• Dataset rows:
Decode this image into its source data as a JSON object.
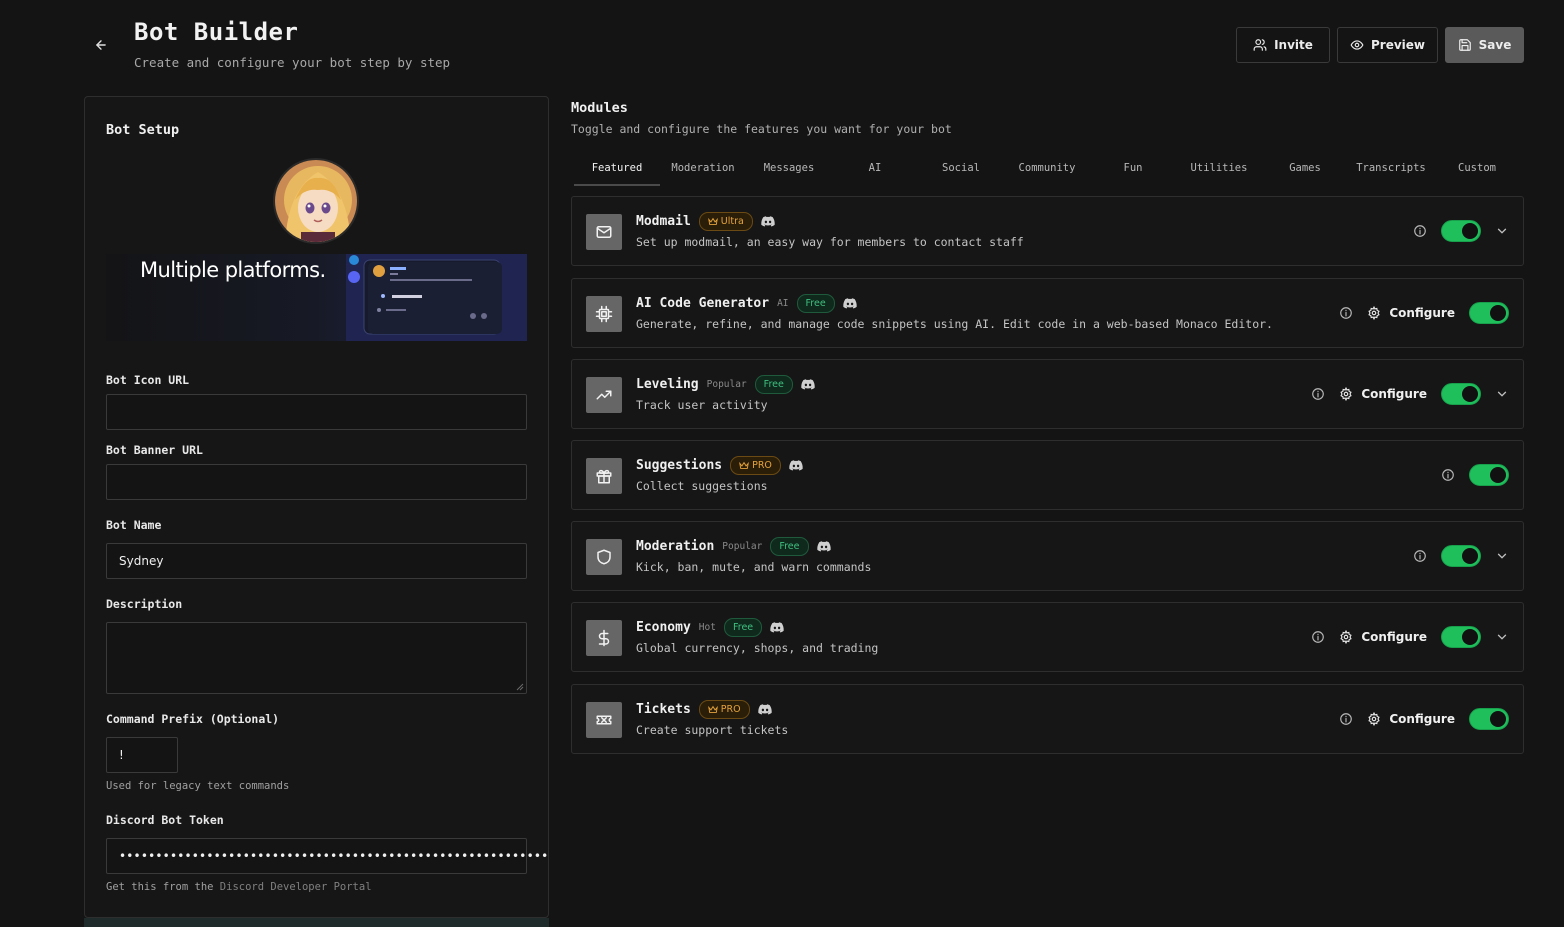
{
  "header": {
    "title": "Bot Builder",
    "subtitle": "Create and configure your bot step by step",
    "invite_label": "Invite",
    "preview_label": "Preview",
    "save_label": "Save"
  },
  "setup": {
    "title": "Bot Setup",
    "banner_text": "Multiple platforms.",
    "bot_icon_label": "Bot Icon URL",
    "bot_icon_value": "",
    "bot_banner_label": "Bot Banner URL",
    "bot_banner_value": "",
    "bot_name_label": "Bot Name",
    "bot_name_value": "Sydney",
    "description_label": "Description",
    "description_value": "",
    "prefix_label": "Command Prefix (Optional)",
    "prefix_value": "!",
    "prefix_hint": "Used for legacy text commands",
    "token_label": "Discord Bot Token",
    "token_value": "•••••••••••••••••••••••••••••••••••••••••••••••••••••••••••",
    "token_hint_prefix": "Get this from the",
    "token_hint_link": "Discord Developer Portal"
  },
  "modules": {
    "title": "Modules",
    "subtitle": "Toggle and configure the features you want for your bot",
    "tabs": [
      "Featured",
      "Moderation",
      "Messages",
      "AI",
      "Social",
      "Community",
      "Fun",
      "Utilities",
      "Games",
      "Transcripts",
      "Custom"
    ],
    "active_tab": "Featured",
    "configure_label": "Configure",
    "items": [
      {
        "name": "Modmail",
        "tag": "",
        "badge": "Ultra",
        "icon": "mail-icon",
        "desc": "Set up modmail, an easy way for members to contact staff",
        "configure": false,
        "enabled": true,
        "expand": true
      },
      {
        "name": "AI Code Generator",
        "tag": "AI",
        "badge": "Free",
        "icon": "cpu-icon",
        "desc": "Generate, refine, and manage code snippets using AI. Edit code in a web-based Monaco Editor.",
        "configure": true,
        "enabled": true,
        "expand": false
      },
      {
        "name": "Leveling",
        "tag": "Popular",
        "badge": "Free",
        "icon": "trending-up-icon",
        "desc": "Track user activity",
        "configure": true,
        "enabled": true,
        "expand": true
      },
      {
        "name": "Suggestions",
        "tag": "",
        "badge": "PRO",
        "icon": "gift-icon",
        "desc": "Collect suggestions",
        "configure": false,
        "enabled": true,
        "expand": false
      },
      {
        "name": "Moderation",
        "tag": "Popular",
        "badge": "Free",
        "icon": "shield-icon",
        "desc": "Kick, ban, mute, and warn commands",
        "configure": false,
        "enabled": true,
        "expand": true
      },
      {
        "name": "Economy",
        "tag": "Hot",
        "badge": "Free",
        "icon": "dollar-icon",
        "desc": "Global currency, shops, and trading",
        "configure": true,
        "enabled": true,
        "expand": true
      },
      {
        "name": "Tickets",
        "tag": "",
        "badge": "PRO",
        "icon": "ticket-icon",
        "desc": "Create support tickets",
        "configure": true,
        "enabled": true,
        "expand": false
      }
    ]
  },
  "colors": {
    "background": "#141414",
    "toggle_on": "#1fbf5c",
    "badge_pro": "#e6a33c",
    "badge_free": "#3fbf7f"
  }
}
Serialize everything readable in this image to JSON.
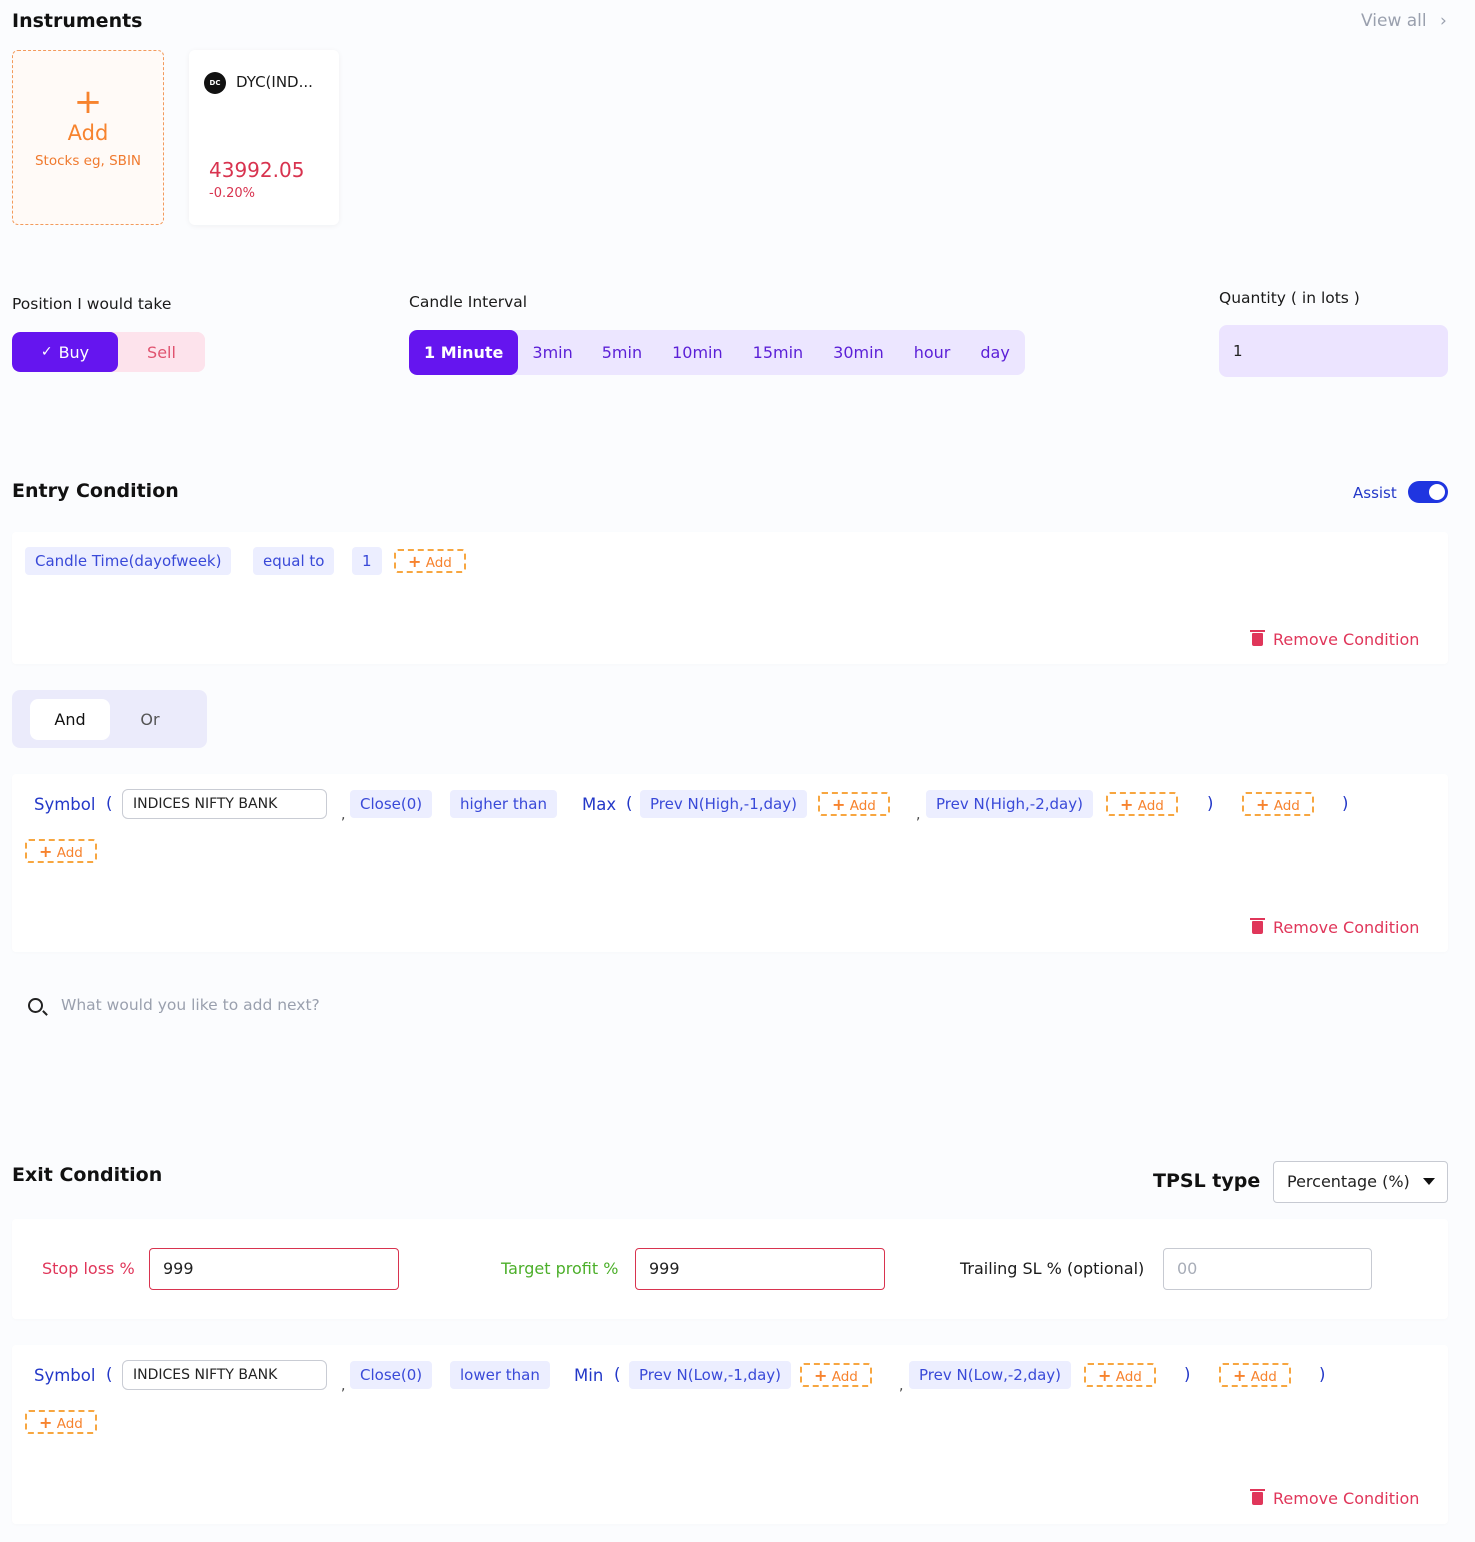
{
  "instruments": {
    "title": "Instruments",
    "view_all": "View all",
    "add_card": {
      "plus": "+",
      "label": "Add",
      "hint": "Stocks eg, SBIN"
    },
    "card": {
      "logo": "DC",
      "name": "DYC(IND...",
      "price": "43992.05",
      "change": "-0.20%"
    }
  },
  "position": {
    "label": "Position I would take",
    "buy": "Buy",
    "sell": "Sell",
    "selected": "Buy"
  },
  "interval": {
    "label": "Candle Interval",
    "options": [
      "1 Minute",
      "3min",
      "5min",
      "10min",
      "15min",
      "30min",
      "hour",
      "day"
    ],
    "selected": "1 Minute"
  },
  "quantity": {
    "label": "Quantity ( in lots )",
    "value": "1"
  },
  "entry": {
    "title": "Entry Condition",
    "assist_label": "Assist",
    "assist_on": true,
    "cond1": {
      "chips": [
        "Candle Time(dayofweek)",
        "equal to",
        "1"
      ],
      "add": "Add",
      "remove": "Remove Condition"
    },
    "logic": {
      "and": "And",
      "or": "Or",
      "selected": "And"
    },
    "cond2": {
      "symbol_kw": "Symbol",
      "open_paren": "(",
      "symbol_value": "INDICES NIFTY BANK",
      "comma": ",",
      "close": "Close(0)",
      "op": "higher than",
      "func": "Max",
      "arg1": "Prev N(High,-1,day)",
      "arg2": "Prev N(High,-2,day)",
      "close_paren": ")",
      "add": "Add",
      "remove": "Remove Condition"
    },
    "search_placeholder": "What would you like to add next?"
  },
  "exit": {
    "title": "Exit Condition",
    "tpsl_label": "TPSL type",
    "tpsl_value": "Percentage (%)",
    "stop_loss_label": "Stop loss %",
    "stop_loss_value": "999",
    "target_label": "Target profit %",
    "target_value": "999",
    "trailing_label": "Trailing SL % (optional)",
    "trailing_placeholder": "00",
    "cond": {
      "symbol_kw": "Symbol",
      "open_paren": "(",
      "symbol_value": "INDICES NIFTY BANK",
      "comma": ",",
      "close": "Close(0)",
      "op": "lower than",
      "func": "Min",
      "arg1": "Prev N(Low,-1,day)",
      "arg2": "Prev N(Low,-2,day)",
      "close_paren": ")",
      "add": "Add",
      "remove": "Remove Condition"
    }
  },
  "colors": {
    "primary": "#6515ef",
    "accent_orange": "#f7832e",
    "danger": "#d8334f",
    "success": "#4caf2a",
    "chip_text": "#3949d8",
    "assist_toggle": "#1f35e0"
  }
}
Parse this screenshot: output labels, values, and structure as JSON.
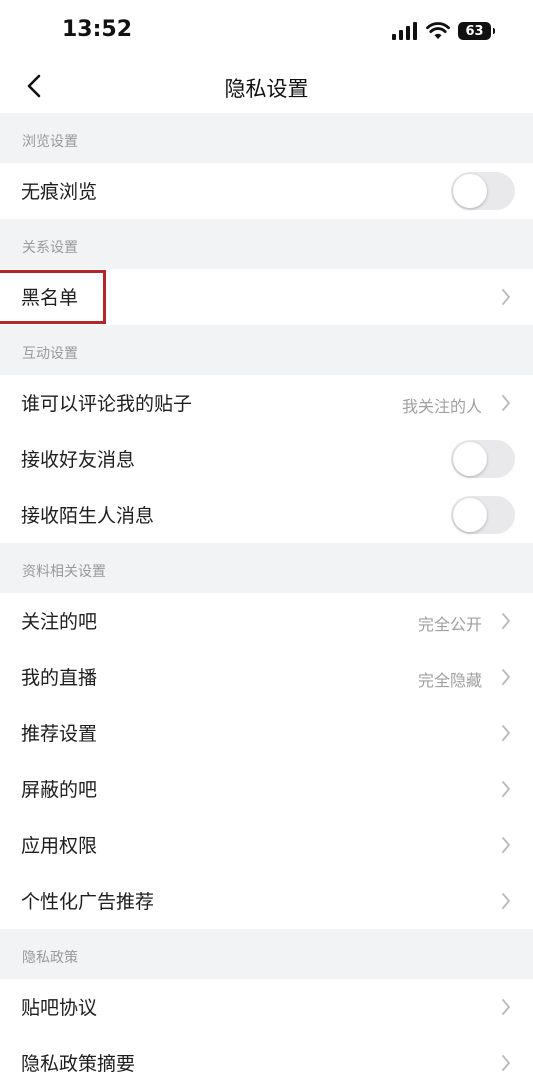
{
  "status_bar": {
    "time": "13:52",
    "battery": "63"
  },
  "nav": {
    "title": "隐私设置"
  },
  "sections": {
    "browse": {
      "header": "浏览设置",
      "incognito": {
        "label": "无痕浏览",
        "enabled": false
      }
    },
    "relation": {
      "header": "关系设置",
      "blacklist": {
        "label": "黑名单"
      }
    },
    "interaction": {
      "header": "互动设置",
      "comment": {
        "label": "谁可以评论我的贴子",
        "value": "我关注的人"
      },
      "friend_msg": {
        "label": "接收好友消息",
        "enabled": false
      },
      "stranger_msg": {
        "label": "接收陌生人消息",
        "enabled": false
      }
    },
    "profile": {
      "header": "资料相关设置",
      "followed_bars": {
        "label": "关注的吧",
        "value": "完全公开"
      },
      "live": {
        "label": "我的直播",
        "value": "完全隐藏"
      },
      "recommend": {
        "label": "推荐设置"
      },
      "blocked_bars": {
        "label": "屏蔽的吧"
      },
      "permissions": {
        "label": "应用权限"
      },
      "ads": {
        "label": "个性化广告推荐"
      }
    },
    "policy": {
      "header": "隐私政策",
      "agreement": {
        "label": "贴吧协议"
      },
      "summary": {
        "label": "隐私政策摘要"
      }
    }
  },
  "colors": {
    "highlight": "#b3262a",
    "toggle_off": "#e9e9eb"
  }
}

• Objective:
Check the records above line by line and tally those holding the string "subtitle". Answer with the number only.

• Task response:
2